* _Data records_
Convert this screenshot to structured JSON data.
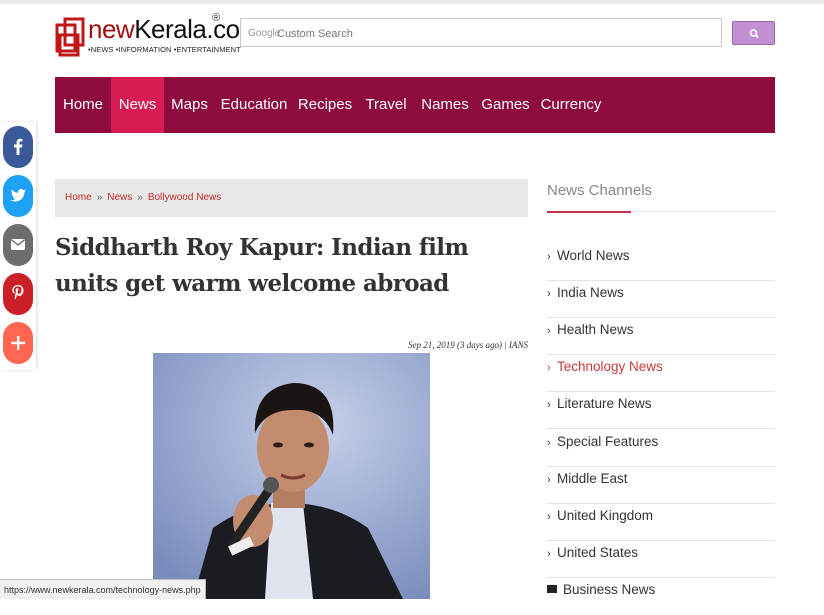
{
  "logo": {
    "brand_prefix": "new",
    "brand_main": "Kerala.com",
    "registered": "®",
    "tagline": "•NEWS •INFORMATION •ENTERTAINMENT"
  },
  "search": {
    "google_label": "Google",
    "placeholder": "Custom Search",
    "button_icon": "search-icon"
  },
  "nav": {
    "items": [
      {
        "label": "Home"
      },
      {
        "label": "News",
        "active": true
      },
      {
        "label": "Maps"
      },
      {
        "label": "Education"
      },
      {
        "label": "Recipes"
      },
      {
        "label": "Travel"
      },
      {
        "label": "Names"
      },
      {
        "label": "Games"
      },
      {
        "label": "Currency"
      }
    ]
  },
  "share": {
    "buttons": [
      {
        "name": "facebook-icon",
        "glyph": "f",
        "color": "#3b5998"
      },
      {
        "name": "twitter-icon",
        "glyph": "t",
        "color": "#1da1f2"
      },
      {
        "name": "email-icon",
        "glyph": "✉",
        "color": "#6d6d6d"
      },
      {
        "name": "pinterest-icon",
        "glyph": "p",
        "color": "#cb2027"
      },
      {
        "name": "more-icon",
        "glyph": "+",
        "color": "#ff6550"
      }
    ]
  },
  "breadcrumb": {
    "items": [
      "Home",
      "News",
      "Bollywood News"
    ],
    "separator": "»"
  },
  "article": {
    "title": "Siddharth Roy Kapur: Indian film units get warm welcome abroad",
    "meta": "Sep 21, 2019 (3 days ago) | IANS"
  },
  "sidebar": {
    "title": "News Channels",
    "items": [
      {
        "label": "World News"
      },
      {
        "label": "India News"
      },
      {
        "label": "Health News"
      },
      {
        "label": "Technology News",
        "active": true
      },
      {
        "label": "Literature News"
      },
      {
        "label": "Special Features"
      },
      {
        "label": "Middle East"
      },
      {
        "label": "United Kingdom"
      },
      {
        "label": "United States"
      },
      {
        "label": "Business News",
        "icon": "folder-icon"
      }
    ]
  },
  "status_bar": {
    "url": "https://www.newkerala.com/technology-news.php"
  },
  "colors": {
    "nav_bg": "#8e0b3e",
    "nav_active": "#d61c53",
    "accent_red": "#c63a3a",
    "search_button": "#c28fd5"
  }
}
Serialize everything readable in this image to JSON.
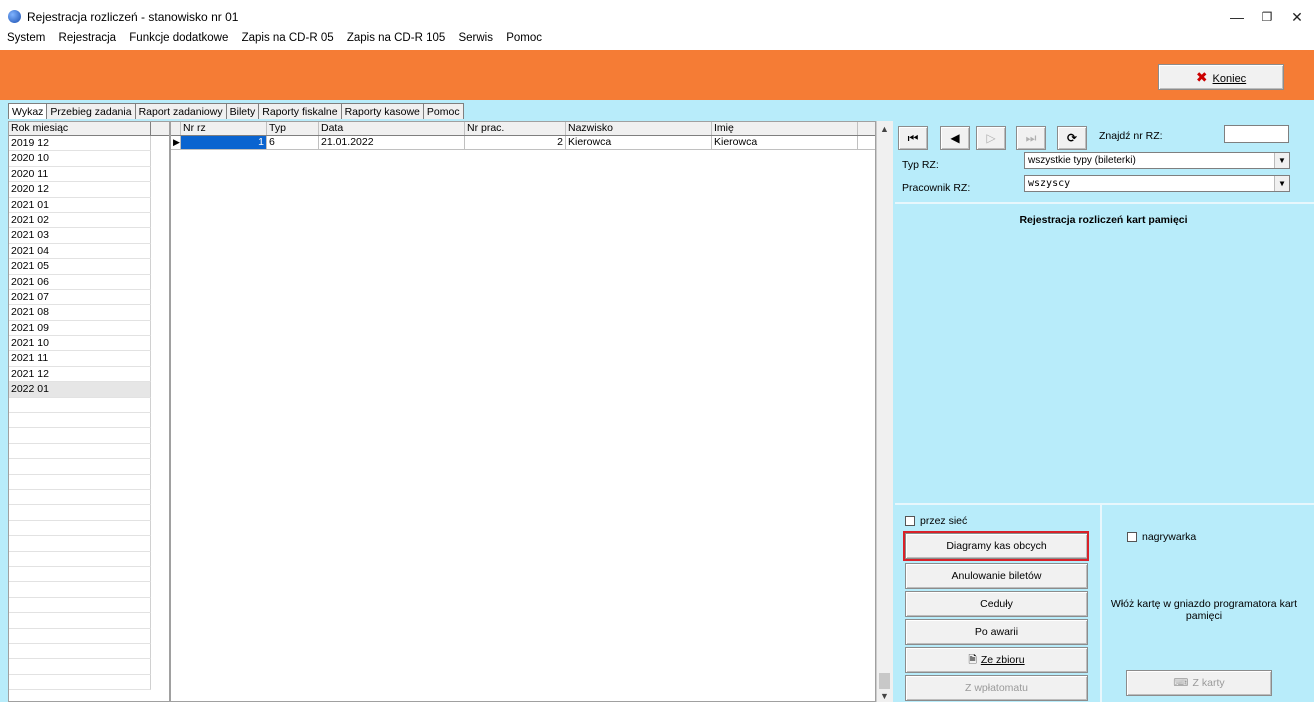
{
  "window": {
    "title": "Rejestracja rozliczeń - stanowisko nr 01",
    "minimize": "—",
    "maximize": "❐",
    "close": "✕"
  },
  "menu": [
    "System",
    "Rejestracja",
    "Funkcje dodatkowe",
    "Zapis na CD-R 05",
    "Zapis na CD-R 105",
    "Serwis",
    "Pomoc"
  ],
  "banner": {
    "close_button": "Koniec",
    "close_icon": "x-icon"
  },
  "tabs": [
    "Wykaz",
    "Przebieg zadania",
    "Raport zadaniowy",
    "Bilety",
    "Raporty fiskalne",
    "Raporty kasowe",
    "Pomoc"
  ],
  "active_tab": "Wykaz",
  "month_list": {
    "header": "Rok miesiąc",
    "items": [
      "2019 12",
      "2020 10",
      "2020 11",
      "2020 12",
      "2021 01",
      "2021 02",
      "2021 03",
      "2021 04",
      "2021 05",
      "2021 06",
      "2021 07",
      "2021 08",
      "2021 09",
      "2021 10",
      "2021 11",
      "2021 12",
      "2022 01"
    ],
    "selected": "2022 01"
  },
  "grid": {
    "columns": [
      "Nr rz",
      "Typ",
      "Data",
      "Nr prac.",
      "Nazwisko",
      "Imię"
    ],
    "rows": [
      {
        "nr_rz": "1",
        "typ": "6",
        "data": "21.01.2022",
        "nr_prac": "2",
        "nazwisko": "Kierowca",
        "imie": "Kierowca"
      }
    ]
  },
  "nav": {
    "first": "⏮",
    "prev": "◀",
    "next": "▷",
    "last": "⏭",
    "refresh": "⟳"
  },
  "find": {
    "label": "Znajdź nr RZ:",
    "value": ""
  },
  "filters": {
    "typ_label": "Typ RZ:",
    "typ_value": "wszystkie typy (bileterki)",
    "pracownik_label": "Pracownik RZ:",
    "pracownik_value": "wszyscy"
  },
  "section_title": "Rejestracja rozliczeń kart pamięci",
  "przez_siec": "przez sieć",
  "nagrywarka": "nagrywarka",
  "buttons": {
    "diagramy": "Diagramy kas obcych",
    "anulowanie": "Anulowanie biletów",
    "cedula": "Ceduły",
    "po_awarii": "Po awarii",
    "ze_zbioru": "Ze zbioru",
    "z_wplatomatu": "Z wpłatomatu",
    "z_karty": "Z karty"
  },
  "insert_card_text": "Włóż kartę w gniazdo programatora kart pamięci",
  "colors": {
    "banner": "#f57c35",
    "panel": "#b8ecfa",
    "highlight": "#d9222a"
  }
}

* _What is needed_
Transcribe the material as is, with images omitted.

* _Result of this exercise_
Convert this screenshot to structured JSON data.
{
  "logo": {
    "brand_prefix": "new",
    "brand_main": "Kerala.com",
    "registered": "®",
    "tagline": "•NEWS •INFORMATION •ENTERTAINMENT"
  },
  "search": {
    "google_label": "Google",
    "placeholder": "Custom Search",
    "button_icon": "search-icon"
  },
  "nav": {
    "items": [
      {
        "label": "Home"
      },
      {
        "label": "News",
        "active": true
      },
      {
        "label": "Maps"
      },
      {
        "label": "Education"
      },
      {
        "label": "Recipes"
      },
      {
        "label": "Travel"
      },
      {
        "label": "Names"
      },
      {
        "label": "Games"
      },
      {
        "label": "Currency"
      }
    ]
  },
  "share": {
    "buttons": [
      {
        "name": "facebook-icon",
        "glyph": "f",
        "color": "#3b5998"
      },
      {
        "name": "twitter-icon",
        "glyph": "t",
        "color": "#1da1f2"
      },
      {
        "name": "email-icon",
        "glyph": "✉",
        "color": "#6d6d6d"
      },
      {
        "name": "pinterest-icon",
        "glyph": "p",
        "color": "#cb2027"
      },
      {
        "name": "more-icon",
        "glyph": "+",
        "color": "#ff6550"
      }
    ]
  },
  "breadcrumb": {
    "items": [
      "Home",
      "News",
      "Bollywood News"
    ],
    "separator": "»"
  },
  "article": {
    "title": "Siddharth Roy Kapur: Indian film units get warm welcome abroad",
    "meta": "Sep 21, 2019 (3 days ago) | IANS"
  },
  "sidebar": {
    "title": "News Channels",
    "items": [
      {
        "label": "World News"
      },
      {
        "label": "India News"
      },
      {
        "label": "Health News"
      },
      {
        "label": "Technology News",
        "active": true
      },
      {
        "label": "Literature News"
      },
      {
        "label": "Special Features"
      },
      {
        "label": "Middle East"
      },
      {
        "label": "United Kingdom"
      },
      {
        "label": "United States"
      },
      {
        "label": "Business News",
        "icon": "folder-icon"
      }
    ]
  },
  "status_bar": {
    "url": "https://www.newkerala.com/technology-news.php"
  },
  "colors": {
    "nav_bg": "#8e0b3e",
    "nav_active": "#d61c53",
    "accent_red": "#c63a3a",
    "search_button": "#c28fd5"
  }
}
Serialize everything readable in this image to JSON.
{
  "window": {
    "title": "Rejestracja rozliczeń - stanowisko nr 01",
    "minimize": "—",
    "maximize": "❐",
    "close": "✕"
  },
  "menu": [
    "System",
    "Rejestracja",
    "Funkcje dodatkowe",
    "Zapis na CD-R 05",
    "Zapis na CD-R 105",
    "Serwis",
    "Pomoc"
  ],
  "banner": {
    "close_button": "Koniec",
    "close_icon": "x-icon"
  },
  "tabs": [
    "Wykaz",
    "Przebieg zadania",
    "Raport zadaniowy",
    "Bilety",
    "Raporty fiskalne",
    "Raporty kasowe",
    "Pomoc"
  ],
  "active_tab": "Wykaz",
  "month_list": {
    "header": "Rok miesiąc",
    "items": [
      "2019 12",
      "2020 10",
      "2020 11",
      "2020 12",
      "2021 01",
      "2021 02",
      "2021 03",
      "2021 04",
      "2021 05",
      "2021 06",
      "2021 07",
      "2021 08",
      "2021 09",
      "2021 10",
      "2021 11",
      "2021 12",
      "2022 01"
    ],
    "selected": "2022 01"
  },
  "grid": {
    "columns": [
      "Nr rz",
      "Typ",
      "Data",
      "Nr prac.",
      "Nazwisko",
      "Imię"
    ],
    "rows": [
      {
        "nr_rz": "1",
        "typ": "6",
        "data": "21.01.2022",
        "nr_prac": "2",
        "nazwisko": "Kierowca",
        "imie": "Kierowca"
      }
    ]
  },
  "nav": {
    "first": "⏮",
    "prev": "◀",
    "next": "▷",
    "last": "⏭",
    "refresh": "⟳"
  },
  "find": {
    "label": "Znajdź nr RZ:",
    "value": ""
  },
  "filters": {
    "typ_label": "Typ RZ:",
    "typ_value": "wszystkie typy (bileterki)",
    "pracownik_label": "Pracownik RZ:",
    "pracownik_value": "wszyscy"
  },
  "section_title": "Rejestracja rozliczeń kart pamięci",
  "przez_siec": "przez sieć",
  "nagrywarka": "nagrywarka",
  "buttons": {
    "diagramy": "Diagramy kas obcych",
    "anulowanie": "Anulowanie biletów",
    "cedula": "Ceduły",
    "po_awarii": "Po awarii",
    "ze_zbioru": "Ze zbioru",
    "z_wplatomatu": "Z wpłatomatu",
    "z_karty": "Z karty"
  },
  "insert_card_text": "Włóż kartę w gniazdo programatora kart pamięci",
  "colors": {
    "banner": "#f57c35",
    "panel": "#b8ecfa",
    "highlight": "#d9222a"
  }
}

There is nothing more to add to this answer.